#### SET PROBLEM
Of the lines in this listing, how many contain the word "exists"? Give the number and nothing else.

(Saved entries)

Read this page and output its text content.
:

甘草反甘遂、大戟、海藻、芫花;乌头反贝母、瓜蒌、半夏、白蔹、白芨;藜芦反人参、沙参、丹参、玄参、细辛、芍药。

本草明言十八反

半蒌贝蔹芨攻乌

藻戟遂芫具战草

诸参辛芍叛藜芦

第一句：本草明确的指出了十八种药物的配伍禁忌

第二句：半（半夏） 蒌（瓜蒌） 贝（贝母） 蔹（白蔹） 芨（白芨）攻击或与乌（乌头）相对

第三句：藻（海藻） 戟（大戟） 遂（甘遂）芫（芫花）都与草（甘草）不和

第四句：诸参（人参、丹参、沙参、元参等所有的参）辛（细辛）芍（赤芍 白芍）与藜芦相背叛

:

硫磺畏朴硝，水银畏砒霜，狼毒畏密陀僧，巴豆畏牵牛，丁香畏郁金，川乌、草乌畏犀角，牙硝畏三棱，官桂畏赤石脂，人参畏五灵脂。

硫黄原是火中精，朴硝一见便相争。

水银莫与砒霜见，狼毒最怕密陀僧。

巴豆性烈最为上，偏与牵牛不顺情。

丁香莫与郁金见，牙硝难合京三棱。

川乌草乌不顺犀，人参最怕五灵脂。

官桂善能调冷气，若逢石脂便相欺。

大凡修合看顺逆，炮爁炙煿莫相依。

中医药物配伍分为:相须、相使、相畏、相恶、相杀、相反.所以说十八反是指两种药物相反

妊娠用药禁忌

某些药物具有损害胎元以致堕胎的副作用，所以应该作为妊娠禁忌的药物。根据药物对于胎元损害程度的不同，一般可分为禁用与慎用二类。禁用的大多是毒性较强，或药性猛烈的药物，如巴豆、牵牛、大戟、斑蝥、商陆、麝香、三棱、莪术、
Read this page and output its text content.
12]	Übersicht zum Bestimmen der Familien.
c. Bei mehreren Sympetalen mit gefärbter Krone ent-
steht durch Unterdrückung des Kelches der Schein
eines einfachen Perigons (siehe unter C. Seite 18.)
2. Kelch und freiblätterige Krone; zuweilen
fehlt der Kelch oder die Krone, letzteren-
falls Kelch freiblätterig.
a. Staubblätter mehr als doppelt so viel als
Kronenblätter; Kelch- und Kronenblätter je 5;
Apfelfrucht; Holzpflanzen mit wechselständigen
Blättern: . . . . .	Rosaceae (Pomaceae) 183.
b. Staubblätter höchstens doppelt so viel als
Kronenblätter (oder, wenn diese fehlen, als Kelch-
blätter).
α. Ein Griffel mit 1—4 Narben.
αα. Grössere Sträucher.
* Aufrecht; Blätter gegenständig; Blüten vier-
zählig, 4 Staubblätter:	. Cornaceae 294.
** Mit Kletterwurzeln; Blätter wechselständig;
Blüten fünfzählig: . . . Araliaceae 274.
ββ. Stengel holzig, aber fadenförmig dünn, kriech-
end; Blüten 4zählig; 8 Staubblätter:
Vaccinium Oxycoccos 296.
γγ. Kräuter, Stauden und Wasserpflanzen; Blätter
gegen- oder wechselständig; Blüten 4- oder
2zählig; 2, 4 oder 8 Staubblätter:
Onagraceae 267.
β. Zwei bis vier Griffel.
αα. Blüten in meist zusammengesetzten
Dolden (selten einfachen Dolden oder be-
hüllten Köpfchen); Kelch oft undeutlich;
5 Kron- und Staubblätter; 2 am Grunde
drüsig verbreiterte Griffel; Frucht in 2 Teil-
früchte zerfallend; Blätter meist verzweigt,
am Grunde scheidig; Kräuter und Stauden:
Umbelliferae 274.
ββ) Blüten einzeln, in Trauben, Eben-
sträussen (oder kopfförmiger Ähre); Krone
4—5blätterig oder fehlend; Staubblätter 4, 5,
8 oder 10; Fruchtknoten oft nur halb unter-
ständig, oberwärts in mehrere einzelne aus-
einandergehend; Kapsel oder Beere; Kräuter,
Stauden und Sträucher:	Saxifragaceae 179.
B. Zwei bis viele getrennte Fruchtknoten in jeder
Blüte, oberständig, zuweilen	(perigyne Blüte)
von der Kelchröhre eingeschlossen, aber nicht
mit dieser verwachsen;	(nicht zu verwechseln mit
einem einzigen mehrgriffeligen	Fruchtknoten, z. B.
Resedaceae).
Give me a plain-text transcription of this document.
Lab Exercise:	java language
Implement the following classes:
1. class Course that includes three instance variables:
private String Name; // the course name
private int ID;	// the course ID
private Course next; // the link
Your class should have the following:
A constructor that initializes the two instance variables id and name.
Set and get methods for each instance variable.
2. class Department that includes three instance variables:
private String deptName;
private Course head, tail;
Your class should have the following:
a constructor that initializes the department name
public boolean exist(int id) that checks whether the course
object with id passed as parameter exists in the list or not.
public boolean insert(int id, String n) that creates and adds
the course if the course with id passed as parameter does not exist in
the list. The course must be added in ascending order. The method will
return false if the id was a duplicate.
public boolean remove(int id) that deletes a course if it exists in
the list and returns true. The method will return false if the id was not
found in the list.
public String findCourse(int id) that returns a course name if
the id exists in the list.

#### RIGHT ANSWER
3